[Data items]
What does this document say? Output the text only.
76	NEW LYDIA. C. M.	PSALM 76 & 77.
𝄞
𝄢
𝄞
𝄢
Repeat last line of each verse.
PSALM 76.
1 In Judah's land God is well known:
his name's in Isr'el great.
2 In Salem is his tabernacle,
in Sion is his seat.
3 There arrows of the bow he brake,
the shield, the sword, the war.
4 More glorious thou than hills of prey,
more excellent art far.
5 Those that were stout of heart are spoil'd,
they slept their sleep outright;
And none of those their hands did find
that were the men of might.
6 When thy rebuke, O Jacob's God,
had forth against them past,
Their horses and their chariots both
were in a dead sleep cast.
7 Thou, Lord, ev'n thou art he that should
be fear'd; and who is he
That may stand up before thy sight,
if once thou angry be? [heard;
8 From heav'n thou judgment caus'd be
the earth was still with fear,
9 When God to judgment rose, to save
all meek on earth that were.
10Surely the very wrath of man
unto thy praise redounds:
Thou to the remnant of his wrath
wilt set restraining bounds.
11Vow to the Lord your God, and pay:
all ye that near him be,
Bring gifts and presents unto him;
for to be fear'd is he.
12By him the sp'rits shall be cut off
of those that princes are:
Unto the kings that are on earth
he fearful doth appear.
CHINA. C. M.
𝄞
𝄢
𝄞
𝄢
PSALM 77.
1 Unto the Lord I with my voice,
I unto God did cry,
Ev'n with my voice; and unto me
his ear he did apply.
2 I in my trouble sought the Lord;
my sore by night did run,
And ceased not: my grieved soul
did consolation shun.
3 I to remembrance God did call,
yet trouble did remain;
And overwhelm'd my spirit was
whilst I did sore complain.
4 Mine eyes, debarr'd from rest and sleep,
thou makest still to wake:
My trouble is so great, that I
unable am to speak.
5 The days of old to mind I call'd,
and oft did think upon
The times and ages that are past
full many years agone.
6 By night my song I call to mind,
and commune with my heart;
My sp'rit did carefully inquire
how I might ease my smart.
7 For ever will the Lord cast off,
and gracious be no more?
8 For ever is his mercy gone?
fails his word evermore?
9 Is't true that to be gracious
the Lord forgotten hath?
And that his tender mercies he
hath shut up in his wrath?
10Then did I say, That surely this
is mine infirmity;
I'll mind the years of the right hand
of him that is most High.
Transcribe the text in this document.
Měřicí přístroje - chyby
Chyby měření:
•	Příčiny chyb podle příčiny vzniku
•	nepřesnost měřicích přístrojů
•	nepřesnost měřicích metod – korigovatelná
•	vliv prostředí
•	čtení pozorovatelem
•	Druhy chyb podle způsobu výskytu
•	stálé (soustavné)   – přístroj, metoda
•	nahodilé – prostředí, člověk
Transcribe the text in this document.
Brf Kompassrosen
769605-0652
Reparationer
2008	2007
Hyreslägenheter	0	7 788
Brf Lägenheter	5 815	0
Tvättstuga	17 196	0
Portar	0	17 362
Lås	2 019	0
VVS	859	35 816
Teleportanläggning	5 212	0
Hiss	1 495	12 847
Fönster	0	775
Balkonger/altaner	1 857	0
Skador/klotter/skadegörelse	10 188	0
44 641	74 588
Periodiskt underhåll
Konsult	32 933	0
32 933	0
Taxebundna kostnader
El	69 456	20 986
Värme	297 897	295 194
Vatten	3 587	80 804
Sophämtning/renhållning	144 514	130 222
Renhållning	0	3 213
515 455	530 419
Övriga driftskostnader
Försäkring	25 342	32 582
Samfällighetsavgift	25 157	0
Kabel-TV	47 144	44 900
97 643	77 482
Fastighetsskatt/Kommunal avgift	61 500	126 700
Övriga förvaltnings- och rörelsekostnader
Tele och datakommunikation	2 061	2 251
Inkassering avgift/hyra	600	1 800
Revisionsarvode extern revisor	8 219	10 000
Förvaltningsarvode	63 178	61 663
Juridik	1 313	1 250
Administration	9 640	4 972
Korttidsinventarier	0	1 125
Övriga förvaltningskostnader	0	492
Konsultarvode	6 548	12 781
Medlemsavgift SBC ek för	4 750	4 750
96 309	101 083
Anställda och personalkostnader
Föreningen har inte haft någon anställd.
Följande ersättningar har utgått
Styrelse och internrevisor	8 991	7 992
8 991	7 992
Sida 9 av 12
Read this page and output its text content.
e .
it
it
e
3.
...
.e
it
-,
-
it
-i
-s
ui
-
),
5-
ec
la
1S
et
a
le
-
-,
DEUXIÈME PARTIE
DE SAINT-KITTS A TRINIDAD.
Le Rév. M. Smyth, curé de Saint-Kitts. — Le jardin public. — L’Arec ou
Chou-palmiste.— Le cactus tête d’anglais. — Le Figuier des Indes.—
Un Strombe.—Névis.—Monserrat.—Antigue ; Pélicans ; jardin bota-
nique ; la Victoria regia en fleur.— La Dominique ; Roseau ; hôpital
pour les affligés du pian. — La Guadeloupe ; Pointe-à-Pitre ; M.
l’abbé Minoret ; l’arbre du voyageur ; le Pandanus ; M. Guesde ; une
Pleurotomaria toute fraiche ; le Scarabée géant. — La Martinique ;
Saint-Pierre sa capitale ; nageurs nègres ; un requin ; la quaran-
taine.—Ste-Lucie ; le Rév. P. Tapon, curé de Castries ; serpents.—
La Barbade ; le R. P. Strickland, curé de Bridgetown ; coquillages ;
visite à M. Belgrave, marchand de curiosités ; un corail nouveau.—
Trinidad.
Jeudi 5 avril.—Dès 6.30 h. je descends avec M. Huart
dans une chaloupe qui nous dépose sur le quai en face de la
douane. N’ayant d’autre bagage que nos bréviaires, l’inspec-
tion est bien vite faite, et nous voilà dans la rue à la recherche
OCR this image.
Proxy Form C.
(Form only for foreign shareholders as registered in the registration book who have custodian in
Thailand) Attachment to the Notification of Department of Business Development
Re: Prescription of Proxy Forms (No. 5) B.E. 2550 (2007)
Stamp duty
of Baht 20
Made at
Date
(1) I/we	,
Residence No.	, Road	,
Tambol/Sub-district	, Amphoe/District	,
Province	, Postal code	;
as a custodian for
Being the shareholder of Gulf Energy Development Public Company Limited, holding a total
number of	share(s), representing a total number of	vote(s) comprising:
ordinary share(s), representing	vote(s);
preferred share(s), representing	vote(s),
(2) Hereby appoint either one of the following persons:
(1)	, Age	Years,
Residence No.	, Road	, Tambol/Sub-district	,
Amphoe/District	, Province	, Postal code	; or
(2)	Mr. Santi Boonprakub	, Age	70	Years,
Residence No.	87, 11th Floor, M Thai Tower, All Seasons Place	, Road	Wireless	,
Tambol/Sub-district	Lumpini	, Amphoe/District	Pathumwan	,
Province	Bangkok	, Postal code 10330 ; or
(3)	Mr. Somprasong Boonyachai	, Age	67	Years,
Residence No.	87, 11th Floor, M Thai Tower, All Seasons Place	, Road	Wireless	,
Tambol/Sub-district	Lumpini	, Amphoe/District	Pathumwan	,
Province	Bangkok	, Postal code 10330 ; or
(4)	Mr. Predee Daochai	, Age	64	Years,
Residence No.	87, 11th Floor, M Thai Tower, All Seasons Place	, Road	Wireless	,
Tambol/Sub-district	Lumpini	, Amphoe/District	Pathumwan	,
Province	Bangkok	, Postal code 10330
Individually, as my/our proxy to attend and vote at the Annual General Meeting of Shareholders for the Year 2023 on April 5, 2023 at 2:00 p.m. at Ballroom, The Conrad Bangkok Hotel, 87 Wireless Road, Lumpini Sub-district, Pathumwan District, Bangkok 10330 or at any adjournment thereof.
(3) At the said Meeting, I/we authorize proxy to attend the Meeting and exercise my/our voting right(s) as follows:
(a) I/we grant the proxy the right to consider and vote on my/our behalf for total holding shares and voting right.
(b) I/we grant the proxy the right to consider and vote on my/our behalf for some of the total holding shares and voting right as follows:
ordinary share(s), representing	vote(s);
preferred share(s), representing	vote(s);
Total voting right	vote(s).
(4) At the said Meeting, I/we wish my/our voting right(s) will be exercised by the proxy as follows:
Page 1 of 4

**The problem**
Read the entries above, then pull out the lines that include "night".

**Task output**
my sore by night did run,
6 By night my song I call to mind,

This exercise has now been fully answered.